Stated task:
Check every line of the entries that follow, and copy the ones containing "ZŻWP".

Extracted information:
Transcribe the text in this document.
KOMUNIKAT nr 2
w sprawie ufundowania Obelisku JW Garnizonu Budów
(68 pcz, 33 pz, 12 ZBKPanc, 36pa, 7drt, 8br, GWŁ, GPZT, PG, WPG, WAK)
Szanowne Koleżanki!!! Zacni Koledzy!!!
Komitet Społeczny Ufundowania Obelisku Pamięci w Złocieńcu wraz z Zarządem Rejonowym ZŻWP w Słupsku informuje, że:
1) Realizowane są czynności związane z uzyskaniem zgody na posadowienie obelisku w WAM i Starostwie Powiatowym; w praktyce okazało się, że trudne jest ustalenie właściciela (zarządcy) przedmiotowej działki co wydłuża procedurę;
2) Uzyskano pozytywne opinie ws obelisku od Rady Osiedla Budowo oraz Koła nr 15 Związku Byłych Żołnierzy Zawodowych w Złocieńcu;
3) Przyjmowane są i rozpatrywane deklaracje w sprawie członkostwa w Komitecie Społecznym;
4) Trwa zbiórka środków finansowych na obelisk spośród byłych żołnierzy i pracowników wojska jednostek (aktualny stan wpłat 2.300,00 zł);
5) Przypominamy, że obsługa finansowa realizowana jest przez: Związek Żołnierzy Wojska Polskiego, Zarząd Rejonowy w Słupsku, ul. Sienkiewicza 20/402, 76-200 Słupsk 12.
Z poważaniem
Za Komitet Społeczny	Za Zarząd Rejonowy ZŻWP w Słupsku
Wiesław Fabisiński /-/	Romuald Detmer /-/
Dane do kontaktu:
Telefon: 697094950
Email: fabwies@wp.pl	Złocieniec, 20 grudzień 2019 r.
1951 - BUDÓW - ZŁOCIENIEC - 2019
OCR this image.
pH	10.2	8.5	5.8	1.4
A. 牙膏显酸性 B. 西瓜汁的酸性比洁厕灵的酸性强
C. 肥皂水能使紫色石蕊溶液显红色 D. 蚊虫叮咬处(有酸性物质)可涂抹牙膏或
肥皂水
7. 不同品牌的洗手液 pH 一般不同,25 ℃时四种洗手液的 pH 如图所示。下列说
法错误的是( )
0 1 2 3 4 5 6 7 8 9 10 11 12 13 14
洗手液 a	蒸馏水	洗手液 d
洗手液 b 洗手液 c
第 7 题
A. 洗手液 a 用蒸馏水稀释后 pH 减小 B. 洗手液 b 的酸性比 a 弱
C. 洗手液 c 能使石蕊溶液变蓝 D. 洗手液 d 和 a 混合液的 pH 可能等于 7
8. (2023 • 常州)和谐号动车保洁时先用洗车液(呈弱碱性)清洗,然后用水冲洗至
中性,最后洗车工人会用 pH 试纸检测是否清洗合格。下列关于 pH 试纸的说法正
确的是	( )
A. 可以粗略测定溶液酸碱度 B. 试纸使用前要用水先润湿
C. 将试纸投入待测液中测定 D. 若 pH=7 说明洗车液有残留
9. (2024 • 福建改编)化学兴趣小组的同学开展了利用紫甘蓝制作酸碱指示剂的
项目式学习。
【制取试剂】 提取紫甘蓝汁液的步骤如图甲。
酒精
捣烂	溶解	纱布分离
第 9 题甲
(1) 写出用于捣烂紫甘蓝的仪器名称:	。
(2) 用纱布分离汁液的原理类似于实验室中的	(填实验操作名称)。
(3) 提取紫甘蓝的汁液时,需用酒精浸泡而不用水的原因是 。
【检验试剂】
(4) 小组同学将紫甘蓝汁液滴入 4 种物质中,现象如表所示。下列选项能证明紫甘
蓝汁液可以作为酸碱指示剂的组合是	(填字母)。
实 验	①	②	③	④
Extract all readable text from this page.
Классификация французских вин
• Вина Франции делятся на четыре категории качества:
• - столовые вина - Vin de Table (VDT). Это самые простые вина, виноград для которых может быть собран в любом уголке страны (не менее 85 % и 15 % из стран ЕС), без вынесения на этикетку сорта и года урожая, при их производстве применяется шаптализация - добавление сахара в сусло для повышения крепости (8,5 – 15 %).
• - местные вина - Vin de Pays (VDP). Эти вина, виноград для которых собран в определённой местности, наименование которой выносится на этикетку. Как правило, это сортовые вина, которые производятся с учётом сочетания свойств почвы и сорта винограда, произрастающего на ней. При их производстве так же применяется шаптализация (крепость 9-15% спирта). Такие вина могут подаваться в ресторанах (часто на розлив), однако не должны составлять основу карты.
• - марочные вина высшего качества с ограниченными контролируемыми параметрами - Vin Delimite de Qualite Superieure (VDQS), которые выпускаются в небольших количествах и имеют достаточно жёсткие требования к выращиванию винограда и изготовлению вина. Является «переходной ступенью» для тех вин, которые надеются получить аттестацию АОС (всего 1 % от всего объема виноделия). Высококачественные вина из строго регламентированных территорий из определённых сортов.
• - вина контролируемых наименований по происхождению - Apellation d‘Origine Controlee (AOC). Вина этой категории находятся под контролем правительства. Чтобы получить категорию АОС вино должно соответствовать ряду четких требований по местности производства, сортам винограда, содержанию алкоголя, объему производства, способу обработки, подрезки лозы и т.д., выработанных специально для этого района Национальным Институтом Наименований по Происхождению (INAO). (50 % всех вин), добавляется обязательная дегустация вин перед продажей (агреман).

Solution for this task:
Komitet Społeczny Ufundowania Obelisku Pamięci w Złocieńcu wraz z Zarządem Rejonowym ZŻWP w Słupsku informuje, że:
Za Komitet Społeczny	Za Zarząd Rejonowy ZŻWP w Słupsku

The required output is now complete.